§ Task brief
Pull each line containing "przechowywania" out of the data and copy it.

§ Material
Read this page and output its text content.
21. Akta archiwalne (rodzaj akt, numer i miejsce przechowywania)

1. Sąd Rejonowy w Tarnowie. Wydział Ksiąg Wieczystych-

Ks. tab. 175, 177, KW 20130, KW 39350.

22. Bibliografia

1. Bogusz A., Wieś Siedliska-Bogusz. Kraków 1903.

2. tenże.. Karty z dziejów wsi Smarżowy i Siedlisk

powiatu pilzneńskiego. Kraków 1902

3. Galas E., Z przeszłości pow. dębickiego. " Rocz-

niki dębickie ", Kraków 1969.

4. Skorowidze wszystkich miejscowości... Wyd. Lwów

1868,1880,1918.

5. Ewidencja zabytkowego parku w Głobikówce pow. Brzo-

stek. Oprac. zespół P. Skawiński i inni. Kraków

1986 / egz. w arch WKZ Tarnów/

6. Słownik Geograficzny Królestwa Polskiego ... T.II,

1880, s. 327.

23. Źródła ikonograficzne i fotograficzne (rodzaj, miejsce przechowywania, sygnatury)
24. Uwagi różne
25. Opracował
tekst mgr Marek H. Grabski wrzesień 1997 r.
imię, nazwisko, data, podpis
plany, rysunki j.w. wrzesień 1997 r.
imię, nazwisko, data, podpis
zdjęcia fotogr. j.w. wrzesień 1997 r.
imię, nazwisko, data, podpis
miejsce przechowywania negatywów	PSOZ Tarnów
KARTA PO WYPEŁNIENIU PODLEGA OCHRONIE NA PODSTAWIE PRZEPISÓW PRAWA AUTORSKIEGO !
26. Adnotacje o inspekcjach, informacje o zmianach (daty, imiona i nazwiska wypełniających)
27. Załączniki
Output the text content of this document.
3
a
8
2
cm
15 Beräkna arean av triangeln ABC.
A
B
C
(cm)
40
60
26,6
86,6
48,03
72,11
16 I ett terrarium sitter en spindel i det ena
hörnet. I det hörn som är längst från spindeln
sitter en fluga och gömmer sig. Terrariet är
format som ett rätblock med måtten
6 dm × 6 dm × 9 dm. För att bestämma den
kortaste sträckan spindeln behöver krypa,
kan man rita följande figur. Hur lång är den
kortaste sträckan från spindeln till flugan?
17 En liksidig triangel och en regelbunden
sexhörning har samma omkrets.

§ Answer for this exercise
21. Akta archiwalne (rodzaj akt, numer i miejsce przechowywania)
23. Źródła ikonograficzne i fotograficzne (rodzaj, miejsce przechowywania, sygnatury)
miejsce przechowywania negatywów	PSOZ Tarnów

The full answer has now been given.